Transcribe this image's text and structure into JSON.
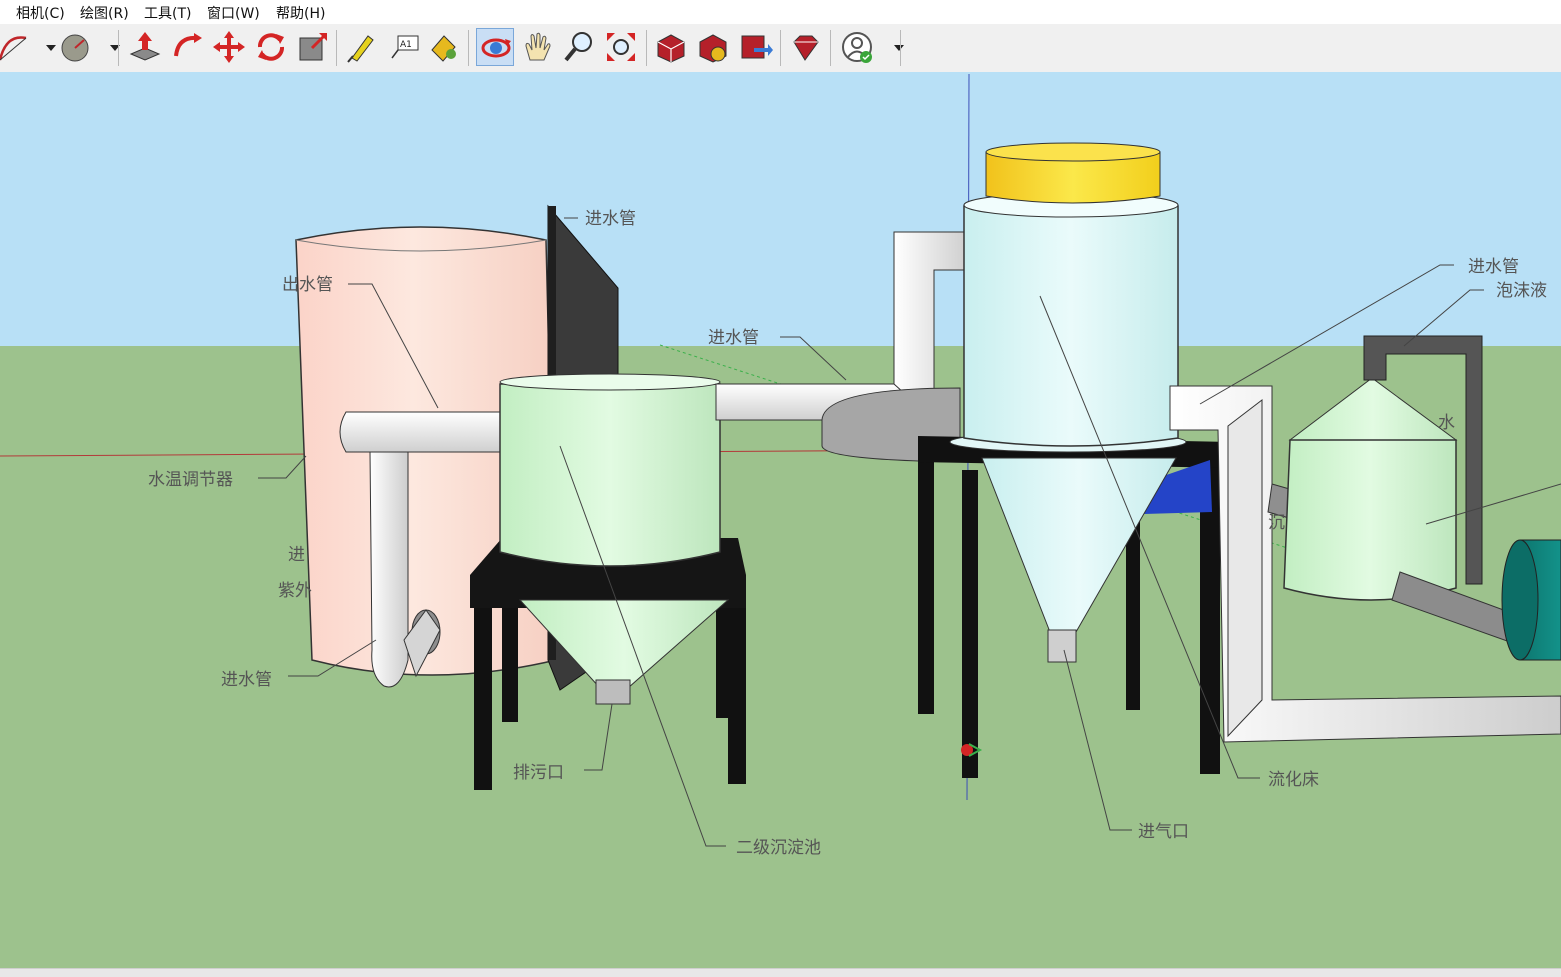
{
  "menu": [
    "相机(C)",
    "绘图(R)",
    "工具(T)",
    "窗口(W)",
    "帮助(H)"
  ],
  "toolbar": {
    "tools": [
      "arc-tool",
      "protractor-tool",
      "push-pull-tool",
      "follow-me-tool",
      "move-tool",
      "rotate-tool",
      "scale-tool",
      "tape-measure-tool",
      "text-tool",
      "paint-bucket-tool",
      "orbit-tool",
      "pan-tool",
      "zoom-tool",
      "zoom-extents-tool",
      "3d-warehouse-tool",
      "extension-warehouse-tool",
      "share-model-tool",
      "ruby-tool",
      "account-tool"
    ],
    "text_tool_glyph": "A1",
    "active_tool": "orbit-tool"
  },
  "colors": {
    "sky": "#b8e0f6",
    "ground": "#9dc28d",
    "tank_pink": "#fde3da",
    "tank_green": "#d4f7d4",
    "tower_cyan": "#dff6f6",
    "lid_yellow": "#f7d51c",
    "blower_teal": "#0d7a72",
    "frame": "#111111"
  },
  "labels": {
    "inlet_top": "进水管",
    "outlet": "出水管",
    "inlet_mid": "进水管",
    "temp_regulator": "水温调节器",
    "partial_inlet": "进",
    "partial_uv": "紫外",
    "inlet_bottom": "进水管",
    "sludge_outlet": "排污口",
    "secondary_settler": "二级沉淀池",
    "air_inlet": "进气口",
    "fluidized_bed": "流化床",
    "inlet_right": "进水管",
    "foam_partial": "泡沫液",
    "partial_water": "水",
    "partial_cut": "沉"
  }
}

What you need to do =>
Transcribe the complete set of entries verbatim. No pictures belong in the copy.

Response to the exercise =>
Transcribe this image's text and structure into JSON.
{
  "menu": [
    "相机(C)",
    "绘图(R)",
    "工具(T)",
    "窗口(W)",
    "帮助(H)"
  ],
  "toolbar": {
    "tools": [
      "arc-tool",
      "protractor-tool",
      "push-pull-tool",
      "follow-me-tool",
      "move-tool",
      "rotate-tool",
      "scale-tool",
      "tape-measure-tool",
      "text-tool",
      "paint-bucket-tool",
      "orbit-tool",
      "pan-tool",
      "zoom-tool",
      "zoom-extents-tool",
      "3d-warehouse-tool",
      "extension-warehouse-tool",
      "share-model-tool",
      "ruby-tool",
      "account-tool"
    ],
    "text_tool_glyph": "A1",
    "active_tool": "orbit-tool"
  },
  "colors": {
    "sky": "#b8e0f6",
    "ground": "#9dc28d",
    "tank_pink": "#fde3da",
    "tank_green": "#d4f7d4",
    "tower_cyan": "#dff6f6",
    "lid_yellow": "#f7d51c",
    "blower_teal": "#0d7a72",
    "frame": "#111111"
  },
  "labels": {
    "inlet_top": "进水管",
    "outlet": "出水管",
    "inlet_mid": "进水管",
    "temp_regulator": "水温调节器",
    "partial_inlet": "进",
    "partial_uv": "紫外",
    "inlet_bottom": "进水管",
    "sludge_outlet": "排污口",
    "secondary_settler": "二级沉淀池",
    "air_inlet": "进气口",
    "fluidized_bed": "流化床",
    "inlet_right": "进水管",
    "foam_partial": "泡沫液",
    "partial_water": "水",
    "partial_cut": "沉"
  }
}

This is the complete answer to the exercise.